Assignment => Copy the section of the safflower abstract below that runs from "1 Former student" up to and including "University, Shiraz, Iran.".

Passage =>
Document Type : Research Paper

Authors

1 Former student of Agroecology, Department of Agroecology, College of Agriculture and Natural Resources of Darab, Shiraz University, Darab, Iran.

2 Assistant Professor, Department of Agroecology, Darab College of Agriculture and Natural Resources, Shiraz University, Shiraz, Iran.

3 Associate Professor of Department of Agroecology, College of Agriculture and Natural Resources of Darab, Shiraz University, Darab, Iran.

4 Technisian of Department of Agroecology, College of Agriculture and Natural Resources of Darab, Shiraz University, Darab, Iran.

Abstract

 
In order to investigate the genetic diversity of safflower cultivars based on yield, yield components, and mineral nutrient uptake under water stress conditions, a factorial experiment was conducted in a completely randomized design with three replicates at the research greenhouse of the Faculty of Agriculture and Natural Resources, Darab, Shiraz University. The experimental factors included three irrigation levels (normal irrigation, irrigation cut off at flowering stage, and irrigation cut off at head formation stage) and seven cultivars (Faraman, Sina, Omid, Padideh, Goldasht, Parnian, and Golmehr). The aim of this study was to evaluate the genetic variation among safflower cultivars in terms of grain yield, biological yield, plant height, 100 seed weight, number of seeds per head, head diameter, number of heads per plant under water stress conditions, as well as to assess mineral nutrient uptake from soil under such conditions. The results showed that the interaction between irrigation levels and cultivars had a highly significant effect (p ≤ 0.01) on all morphological traits, except for the number of secondary branches. The highest grain yield (31 g) was observed in the Parnian cultivar under normal irrigation. Seed yield of all cultivars decreased under water stress conditions, however, the highest yield (15.8 g per plant) in this condition related to Omid cultivar which also had the minimum variations among the cultivars. The results of this experiment showed that the highest genetic variation of cultivars appeared under normal irrigation conditions as well as high variations of nutrient uptakes.

Dataset =>
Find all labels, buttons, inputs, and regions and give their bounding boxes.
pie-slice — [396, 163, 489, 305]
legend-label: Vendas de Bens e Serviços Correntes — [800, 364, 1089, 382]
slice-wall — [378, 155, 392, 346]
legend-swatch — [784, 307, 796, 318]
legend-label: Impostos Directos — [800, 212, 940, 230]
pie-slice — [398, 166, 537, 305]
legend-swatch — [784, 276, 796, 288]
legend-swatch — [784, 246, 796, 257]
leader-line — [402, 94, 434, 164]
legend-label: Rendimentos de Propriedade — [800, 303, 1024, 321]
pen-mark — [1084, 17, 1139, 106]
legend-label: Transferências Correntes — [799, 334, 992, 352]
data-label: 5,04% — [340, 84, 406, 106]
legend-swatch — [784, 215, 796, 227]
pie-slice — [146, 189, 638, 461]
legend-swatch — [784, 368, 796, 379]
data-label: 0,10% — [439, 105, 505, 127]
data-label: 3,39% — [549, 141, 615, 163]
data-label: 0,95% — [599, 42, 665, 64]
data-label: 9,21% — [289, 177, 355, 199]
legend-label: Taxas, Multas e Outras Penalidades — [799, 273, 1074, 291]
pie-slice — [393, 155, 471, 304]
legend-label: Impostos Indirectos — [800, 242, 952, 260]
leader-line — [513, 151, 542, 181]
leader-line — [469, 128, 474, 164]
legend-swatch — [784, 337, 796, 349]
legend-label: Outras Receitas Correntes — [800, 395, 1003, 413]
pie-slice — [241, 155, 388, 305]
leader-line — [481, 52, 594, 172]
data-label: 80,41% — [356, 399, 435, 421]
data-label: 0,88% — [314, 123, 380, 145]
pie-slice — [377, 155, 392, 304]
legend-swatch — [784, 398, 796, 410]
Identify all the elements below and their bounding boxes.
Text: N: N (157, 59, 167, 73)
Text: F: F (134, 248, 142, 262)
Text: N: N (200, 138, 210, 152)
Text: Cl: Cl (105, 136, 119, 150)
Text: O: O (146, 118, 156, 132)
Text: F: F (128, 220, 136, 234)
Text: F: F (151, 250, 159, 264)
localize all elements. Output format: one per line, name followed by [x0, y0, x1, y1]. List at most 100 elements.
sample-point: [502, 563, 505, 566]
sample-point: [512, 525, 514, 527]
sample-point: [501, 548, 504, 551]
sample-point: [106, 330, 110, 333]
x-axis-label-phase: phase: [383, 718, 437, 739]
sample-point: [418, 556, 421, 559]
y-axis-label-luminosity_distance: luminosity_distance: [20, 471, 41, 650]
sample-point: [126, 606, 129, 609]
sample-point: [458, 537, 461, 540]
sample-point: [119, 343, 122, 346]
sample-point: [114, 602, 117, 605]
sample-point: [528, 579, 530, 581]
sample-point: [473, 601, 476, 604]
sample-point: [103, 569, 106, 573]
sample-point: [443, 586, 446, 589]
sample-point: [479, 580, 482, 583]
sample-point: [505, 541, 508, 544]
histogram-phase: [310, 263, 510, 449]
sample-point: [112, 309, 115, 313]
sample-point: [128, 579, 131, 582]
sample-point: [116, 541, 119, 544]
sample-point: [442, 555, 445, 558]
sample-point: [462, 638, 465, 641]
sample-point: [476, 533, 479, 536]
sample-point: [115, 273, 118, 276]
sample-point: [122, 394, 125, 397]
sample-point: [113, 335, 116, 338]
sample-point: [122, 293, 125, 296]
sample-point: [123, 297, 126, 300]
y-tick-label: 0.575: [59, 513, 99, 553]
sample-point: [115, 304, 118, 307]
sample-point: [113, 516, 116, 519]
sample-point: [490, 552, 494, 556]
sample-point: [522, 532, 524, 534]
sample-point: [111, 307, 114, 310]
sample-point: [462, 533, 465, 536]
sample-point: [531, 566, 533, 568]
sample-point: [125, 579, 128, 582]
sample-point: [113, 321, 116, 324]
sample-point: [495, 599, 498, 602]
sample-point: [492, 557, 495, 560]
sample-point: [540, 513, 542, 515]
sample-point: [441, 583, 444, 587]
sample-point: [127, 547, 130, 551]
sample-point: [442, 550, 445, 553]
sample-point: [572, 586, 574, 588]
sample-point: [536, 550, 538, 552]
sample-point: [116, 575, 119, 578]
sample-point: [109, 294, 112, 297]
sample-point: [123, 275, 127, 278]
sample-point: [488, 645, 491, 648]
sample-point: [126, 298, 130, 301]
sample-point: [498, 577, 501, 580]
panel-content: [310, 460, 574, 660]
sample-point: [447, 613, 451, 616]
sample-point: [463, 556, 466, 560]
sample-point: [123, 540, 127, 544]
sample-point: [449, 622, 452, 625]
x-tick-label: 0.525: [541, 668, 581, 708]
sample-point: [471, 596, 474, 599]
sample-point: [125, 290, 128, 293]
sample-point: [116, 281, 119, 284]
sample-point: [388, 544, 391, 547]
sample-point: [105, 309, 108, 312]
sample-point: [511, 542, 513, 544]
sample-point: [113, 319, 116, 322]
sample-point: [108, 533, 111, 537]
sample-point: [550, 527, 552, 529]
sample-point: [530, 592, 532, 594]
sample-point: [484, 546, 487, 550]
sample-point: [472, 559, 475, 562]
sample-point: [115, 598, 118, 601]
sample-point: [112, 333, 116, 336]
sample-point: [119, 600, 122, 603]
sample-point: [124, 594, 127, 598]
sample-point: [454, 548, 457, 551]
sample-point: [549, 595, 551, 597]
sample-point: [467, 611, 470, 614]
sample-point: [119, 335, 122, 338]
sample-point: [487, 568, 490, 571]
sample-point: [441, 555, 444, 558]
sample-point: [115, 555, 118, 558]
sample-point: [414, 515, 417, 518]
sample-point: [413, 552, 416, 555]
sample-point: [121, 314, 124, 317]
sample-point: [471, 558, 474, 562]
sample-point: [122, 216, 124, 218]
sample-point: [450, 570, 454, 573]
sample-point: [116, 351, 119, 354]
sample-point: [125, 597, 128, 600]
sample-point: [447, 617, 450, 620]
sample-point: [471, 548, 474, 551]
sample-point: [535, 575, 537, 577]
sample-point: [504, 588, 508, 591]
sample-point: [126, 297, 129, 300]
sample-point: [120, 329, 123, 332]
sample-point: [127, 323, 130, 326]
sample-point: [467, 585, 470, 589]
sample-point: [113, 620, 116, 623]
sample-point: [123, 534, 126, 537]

Task solution =>
1 Former student of Agroecology, Department of Agroecology, College of Agriculture and Natural Resources of Darab, Shiraz University, Darab, Iran.

2 Assistant Professor, Department of Agroecology, Darab College of Agriculture and Natural Resources, Shiraz University, Shiraz, Iran.